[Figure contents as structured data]
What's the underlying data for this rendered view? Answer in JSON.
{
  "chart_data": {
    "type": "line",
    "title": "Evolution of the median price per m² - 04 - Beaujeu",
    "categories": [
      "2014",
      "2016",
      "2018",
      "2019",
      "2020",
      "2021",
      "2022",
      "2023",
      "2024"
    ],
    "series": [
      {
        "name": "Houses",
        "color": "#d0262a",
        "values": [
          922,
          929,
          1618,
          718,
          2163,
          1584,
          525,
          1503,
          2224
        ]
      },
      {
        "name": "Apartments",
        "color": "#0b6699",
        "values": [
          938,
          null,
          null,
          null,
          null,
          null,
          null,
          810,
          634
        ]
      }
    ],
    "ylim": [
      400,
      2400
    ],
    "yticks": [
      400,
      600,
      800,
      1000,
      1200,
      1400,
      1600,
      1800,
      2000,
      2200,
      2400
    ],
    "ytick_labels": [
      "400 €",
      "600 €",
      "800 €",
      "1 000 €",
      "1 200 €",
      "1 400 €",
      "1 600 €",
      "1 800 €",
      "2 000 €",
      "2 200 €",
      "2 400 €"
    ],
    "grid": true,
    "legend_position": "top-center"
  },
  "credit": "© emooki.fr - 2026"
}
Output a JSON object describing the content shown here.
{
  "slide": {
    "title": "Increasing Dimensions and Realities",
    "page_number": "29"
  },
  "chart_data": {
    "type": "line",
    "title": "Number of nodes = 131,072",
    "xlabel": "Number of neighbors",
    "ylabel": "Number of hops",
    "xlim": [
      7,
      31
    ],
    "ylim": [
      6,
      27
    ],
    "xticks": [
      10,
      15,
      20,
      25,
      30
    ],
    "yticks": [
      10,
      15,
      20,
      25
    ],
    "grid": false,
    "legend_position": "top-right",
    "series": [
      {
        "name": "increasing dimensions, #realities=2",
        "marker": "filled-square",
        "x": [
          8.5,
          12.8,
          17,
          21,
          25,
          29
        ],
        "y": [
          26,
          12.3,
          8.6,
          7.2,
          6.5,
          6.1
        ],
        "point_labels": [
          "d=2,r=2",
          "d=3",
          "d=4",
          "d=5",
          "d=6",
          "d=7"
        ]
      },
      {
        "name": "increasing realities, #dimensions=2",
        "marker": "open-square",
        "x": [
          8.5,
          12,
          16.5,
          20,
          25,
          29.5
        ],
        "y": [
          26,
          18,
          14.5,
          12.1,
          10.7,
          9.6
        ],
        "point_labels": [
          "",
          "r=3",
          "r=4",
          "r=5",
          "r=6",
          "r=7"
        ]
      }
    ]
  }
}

==

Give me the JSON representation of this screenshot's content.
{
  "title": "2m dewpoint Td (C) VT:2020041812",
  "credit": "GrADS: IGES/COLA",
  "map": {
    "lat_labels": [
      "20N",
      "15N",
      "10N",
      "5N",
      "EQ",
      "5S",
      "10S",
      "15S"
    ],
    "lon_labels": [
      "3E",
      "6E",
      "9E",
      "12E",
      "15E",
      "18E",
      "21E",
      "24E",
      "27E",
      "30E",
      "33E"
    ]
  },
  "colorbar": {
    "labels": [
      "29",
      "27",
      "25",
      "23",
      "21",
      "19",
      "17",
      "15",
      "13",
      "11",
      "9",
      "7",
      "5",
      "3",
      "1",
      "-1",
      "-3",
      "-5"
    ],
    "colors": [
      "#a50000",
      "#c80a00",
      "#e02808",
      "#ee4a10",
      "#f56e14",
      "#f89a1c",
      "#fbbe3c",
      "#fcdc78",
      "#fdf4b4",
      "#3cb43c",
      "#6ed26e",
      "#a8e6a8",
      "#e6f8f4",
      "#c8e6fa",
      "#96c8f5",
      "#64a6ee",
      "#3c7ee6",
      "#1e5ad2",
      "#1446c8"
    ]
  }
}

--

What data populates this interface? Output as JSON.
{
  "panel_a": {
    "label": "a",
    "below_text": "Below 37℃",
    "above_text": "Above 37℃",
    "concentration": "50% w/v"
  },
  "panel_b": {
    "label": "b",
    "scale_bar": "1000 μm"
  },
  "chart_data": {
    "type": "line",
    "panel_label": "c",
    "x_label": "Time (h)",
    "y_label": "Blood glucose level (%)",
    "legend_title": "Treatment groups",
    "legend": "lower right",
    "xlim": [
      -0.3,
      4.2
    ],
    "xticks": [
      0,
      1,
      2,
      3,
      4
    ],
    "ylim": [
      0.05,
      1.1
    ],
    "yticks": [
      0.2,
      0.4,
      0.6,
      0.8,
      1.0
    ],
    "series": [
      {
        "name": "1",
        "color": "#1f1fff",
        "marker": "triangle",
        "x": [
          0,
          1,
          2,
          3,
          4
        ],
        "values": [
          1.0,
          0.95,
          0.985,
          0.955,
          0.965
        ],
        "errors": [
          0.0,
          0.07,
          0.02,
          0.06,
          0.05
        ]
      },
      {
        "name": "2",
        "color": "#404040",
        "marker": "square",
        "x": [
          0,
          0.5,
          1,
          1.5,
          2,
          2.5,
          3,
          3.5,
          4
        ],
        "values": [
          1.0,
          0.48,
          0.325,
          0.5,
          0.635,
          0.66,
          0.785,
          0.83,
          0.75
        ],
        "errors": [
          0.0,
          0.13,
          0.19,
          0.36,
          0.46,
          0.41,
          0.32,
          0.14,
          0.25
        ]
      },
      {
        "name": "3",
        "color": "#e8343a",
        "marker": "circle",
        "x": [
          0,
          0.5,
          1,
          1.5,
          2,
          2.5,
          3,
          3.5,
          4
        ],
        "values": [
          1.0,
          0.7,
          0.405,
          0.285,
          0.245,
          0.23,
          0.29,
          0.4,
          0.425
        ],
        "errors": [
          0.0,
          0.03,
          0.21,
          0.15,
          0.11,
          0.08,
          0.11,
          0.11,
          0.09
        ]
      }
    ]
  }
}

**EXERCISE INSTRUCTIONS**
Search the data for the word "square" and copy each line where it appears.

**RESPONSE TO THIS EXERCISE**
        "marker": "filled-square",
        "marker": "open-square",
        "marker": "square",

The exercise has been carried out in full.